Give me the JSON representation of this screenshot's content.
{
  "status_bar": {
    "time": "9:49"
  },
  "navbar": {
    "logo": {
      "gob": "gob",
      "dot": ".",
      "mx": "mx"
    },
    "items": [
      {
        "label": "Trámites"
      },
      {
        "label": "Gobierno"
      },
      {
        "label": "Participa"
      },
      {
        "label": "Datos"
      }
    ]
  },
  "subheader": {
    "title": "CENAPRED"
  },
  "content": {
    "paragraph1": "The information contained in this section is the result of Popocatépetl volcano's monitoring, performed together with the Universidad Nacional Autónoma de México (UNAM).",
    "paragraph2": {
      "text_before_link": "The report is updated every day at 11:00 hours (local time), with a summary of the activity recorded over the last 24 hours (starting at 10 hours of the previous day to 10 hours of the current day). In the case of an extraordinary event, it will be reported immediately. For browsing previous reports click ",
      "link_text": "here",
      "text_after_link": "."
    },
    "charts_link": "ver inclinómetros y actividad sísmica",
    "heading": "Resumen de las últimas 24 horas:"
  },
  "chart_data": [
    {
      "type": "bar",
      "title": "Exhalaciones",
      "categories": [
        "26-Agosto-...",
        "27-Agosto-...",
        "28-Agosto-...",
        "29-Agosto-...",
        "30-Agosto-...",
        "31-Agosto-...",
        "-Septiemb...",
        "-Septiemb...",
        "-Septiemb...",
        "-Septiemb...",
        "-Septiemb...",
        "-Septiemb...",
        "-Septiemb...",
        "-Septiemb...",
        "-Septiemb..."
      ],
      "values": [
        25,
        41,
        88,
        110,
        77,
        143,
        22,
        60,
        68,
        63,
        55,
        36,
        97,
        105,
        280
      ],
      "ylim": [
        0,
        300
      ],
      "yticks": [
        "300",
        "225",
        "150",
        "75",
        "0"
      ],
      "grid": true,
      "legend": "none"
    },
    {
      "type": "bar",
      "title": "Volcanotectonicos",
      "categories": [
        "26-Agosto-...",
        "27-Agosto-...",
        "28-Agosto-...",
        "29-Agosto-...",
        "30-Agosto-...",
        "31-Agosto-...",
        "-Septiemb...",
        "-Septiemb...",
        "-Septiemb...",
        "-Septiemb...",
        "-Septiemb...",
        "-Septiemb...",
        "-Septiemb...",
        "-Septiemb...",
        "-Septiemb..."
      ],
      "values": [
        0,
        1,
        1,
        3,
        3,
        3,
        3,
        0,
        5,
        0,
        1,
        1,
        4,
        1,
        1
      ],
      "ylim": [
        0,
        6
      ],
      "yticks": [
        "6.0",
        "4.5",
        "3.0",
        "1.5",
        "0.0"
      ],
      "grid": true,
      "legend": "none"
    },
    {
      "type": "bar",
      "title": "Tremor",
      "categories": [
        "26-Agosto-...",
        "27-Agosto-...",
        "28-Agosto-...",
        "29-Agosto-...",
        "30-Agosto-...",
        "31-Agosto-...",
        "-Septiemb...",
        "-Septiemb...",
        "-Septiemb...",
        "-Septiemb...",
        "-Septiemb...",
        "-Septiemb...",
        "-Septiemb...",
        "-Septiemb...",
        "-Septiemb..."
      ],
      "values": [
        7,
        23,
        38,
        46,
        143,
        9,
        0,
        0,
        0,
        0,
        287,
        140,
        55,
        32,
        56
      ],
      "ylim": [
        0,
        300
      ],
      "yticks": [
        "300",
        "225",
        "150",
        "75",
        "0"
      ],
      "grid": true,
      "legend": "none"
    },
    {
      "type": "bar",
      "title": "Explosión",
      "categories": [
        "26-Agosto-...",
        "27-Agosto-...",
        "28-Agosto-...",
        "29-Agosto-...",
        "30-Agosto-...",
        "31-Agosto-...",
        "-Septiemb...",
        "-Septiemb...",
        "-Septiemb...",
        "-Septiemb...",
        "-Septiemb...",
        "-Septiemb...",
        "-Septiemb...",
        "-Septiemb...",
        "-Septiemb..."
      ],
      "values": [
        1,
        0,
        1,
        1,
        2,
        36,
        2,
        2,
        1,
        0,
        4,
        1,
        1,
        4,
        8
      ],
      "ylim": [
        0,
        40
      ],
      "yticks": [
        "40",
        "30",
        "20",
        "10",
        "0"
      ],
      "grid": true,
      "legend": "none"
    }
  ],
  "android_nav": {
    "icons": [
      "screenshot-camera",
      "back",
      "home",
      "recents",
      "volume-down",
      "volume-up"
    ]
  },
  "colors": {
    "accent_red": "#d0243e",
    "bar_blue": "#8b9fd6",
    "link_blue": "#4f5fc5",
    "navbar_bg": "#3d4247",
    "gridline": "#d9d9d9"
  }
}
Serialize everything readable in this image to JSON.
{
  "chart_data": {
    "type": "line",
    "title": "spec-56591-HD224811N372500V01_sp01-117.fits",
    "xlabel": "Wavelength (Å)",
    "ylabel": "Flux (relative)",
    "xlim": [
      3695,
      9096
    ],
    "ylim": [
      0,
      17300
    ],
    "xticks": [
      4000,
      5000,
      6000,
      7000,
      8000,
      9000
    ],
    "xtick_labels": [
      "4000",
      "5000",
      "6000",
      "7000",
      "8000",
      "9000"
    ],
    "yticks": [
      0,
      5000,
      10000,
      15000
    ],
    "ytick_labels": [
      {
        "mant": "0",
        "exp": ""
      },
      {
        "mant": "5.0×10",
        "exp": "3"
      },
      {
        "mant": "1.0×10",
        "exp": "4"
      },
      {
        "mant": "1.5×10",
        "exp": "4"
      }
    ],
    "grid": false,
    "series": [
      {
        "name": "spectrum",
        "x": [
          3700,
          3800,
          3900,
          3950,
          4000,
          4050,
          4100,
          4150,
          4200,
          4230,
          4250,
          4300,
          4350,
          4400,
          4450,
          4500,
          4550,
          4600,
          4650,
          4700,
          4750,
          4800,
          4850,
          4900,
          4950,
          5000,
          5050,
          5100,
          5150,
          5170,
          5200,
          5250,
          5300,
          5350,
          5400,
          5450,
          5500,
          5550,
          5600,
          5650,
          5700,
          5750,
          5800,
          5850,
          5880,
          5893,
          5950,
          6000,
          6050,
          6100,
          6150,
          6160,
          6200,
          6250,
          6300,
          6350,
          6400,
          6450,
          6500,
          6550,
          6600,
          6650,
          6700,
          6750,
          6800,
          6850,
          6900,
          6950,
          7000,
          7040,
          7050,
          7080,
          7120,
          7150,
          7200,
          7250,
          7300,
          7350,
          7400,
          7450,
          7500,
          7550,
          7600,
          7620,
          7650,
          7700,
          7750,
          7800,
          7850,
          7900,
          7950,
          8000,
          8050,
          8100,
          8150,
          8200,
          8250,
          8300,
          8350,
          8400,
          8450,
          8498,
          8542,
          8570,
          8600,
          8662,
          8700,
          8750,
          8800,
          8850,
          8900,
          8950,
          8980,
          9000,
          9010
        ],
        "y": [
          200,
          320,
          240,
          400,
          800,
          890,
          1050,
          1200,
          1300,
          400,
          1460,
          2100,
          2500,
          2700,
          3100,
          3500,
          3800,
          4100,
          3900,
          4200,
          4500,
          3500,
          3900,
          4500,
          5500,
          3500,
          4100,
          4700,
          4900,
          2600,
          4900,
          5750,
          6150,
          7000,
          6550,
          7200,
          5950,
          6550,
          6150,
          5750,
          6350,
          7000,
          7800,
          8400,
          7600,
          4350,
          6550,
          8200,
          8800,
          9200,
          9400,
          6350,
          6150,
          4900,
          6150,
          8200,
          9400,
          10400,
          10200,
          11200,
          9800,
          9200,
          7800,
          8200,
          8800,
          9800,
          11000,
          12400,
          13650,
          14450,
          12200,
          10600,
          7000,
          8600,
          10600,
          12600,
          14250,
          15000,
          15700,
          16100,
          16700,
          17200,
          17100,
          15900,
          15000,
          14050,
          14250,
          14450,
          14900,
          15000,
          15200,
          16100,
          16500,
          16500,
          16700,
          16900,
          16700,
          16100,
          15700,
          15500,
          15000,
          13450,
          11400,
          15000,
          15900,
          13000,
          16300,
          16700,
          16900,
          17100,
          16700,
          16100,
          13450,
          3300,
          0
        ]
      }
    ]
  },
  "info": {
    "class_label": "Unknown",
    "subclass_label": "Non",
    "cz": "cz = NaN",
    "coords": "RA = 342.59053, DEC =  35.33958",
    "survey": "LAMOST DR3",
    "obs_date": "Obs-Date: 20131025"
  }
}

☆ ☆ ☆ ☆

## Aim
Collect the complete line wherever the string "screenshot" appears in the records.

## In response
Give me the JSON representation of this screenshot's content.
      "screenshot-camera",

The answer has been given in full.